Written instruction >>
Search the data below for the string "Carolina". Extract every line that contains it.

Data extract >>
★ ★ ★ ★ ★ ★ ★

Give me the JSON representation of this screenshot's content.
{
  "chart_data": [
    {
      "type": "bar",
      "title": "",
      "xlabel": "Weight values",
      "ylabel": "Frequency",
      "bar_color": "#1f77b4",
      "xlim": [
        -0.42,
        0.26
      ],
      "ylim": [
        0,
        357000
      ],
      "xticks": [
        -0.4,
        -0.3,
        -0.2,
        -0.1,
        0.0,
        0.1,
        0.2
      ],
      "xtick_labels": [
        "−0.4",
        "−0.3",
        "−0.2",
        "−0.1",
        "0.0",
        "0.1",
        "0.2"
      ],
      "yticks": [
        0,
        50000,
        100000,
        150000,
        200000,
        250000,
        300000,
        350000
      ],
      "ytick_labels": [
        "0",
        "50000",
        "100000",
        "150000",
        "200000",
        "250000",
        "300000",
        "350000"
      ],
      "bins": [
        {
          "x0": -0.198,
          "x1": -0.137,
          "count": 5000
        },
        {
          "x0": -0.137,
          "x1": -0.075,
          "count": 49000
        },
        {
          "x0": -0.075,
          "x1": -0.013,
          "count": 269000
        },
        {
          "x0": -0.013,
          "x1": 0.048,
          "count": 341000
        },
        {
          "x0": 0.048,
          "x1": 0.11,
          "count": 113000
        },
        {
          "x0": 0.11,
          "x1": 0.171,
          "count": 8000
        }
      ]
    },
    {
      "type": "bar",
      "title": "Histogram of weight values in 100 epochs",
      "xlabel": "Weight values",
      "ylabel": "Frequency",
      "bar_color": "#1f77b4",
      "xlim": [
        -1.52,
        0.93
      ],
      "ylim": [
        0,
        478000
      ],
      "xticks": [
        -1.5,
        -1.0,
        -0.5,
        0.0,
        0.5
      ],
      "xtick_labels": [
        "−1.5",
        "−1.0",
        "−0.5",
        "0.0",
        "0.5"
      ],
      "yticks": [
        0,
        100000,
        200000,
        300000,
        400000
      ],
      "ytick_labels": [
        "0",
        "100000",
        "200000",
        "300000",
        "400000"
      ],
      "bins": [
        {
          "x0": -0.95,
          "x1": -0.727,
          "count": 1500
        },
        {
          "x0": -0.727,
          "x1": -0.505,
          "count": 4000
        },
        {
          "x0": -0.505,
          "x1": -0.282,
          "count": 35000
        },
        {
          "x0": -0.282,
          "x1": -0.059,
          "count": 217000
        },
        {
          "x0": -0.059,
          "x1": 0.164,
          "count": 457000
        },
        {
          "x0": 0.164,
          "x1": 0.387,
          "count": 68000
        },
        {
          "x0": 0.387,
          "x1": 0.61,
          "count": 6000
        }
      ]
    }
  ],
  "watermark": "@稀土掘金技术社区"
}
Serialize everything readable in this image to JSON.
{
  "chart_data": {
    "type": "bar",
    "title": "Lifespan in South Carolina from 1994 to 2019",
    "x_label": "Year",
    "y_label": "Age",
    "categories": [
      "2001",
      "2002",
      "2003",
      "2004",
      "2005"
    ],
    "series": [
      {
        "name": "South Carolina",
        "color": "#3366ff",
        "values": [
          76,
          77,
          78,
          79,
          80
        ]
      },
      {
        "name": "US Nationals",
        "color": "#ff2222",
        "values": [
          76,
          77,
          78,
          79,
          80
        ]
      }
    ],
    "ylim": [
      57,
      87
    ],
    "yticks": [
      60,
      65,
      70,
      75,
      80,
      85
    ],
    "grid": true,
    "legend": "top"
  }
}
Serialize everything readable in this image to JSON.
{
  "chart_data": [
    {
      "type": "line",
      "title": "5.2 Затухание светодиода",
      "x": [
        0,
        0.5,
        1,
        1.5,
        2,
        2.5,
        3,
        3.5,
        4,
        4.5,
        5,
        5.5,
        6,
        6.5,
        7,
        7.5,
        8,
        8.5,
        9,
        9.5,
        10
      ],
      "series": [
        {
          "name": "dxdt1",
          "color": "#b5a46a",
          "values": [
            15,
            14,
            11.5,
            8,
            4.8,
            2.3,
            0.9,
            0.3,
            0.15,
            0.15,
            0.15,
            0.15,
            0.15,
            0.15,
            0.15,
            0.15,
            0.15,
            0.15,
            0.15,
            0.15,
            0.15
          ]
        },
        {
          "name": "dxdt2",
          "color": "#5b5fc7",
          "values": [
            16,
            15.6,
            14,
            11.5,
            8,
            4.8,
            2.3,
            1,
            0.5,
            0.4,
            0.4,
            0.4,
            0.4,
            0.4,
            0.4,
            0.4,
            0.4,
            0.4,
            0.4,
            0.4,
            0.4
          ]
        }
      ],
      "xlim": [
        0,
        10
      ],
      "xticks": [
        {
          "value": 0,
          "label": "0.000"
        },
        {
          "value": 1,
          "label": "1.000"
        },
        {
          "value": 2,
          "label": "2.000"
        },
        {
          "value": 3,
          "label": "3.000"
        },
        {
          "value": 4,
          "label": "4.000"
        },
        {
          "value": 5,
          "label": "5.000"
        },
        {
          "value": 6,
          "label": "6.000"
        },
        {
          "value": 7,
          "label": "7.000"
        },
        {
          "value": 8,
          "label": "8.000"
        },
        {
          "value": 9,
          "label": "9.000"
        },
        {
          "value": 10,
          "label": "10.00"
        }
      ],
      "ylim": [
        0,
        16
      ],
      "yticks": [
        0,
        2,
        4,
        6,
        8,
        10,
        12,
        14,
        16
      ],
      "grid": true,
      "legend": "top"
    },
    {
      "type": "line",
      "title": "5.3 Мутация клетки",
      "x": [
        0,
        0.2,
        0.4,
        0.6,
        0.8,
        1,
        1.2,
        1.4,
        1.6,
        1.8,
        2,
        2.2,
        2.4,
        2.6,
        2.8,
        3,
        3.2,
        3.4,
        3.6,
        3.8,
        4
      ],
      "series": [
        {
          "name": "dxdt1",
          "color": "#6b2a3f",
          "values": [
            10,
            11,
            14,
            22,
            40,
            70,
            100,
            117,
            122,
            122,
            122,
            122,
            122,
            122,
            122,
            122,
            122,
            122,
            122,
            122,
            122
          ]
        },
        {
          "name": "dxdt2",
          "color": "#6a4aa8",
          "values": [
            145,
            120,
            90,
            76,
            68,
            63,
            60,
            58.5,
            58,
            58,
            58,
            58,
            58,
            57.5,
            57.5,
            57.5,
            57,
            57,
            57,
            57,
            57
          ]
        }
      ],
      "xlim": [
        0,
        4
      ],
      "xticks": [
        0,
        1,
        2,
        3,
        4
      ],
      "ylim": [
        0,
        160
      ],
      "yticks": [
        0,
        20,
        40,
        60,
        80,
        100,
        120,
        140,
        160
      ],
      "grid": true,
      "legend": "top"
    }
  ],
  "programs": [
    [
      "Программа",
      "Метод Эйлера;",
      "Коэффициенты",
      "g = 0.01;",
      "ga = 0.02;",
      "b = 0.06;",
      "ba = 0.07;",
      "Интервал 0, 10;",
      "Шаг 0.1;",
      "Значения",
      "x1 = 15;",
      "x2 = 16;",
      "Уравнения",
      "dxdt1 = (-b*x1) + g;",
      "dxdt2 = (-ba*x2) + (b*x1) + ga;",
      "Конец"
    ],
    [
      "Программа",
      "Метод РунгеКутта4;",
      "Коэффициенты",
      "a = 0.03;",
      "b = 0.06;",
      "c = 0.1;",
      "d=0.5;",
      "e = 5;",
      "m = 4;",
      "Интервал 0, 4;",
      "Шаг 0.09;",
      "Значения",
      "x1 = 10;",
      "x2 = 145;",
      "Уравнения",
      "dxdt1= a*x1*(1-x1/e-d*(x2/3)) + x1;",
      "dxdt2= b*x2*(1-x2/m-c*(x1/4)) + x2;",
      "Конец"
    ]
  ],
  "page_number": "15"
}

★ ★ ★ ★ ★ ★ ★

Solved exercise >>
    "title": "Lifespan in South Carolina from 1994 to 2019",
        "name": "South Carolina",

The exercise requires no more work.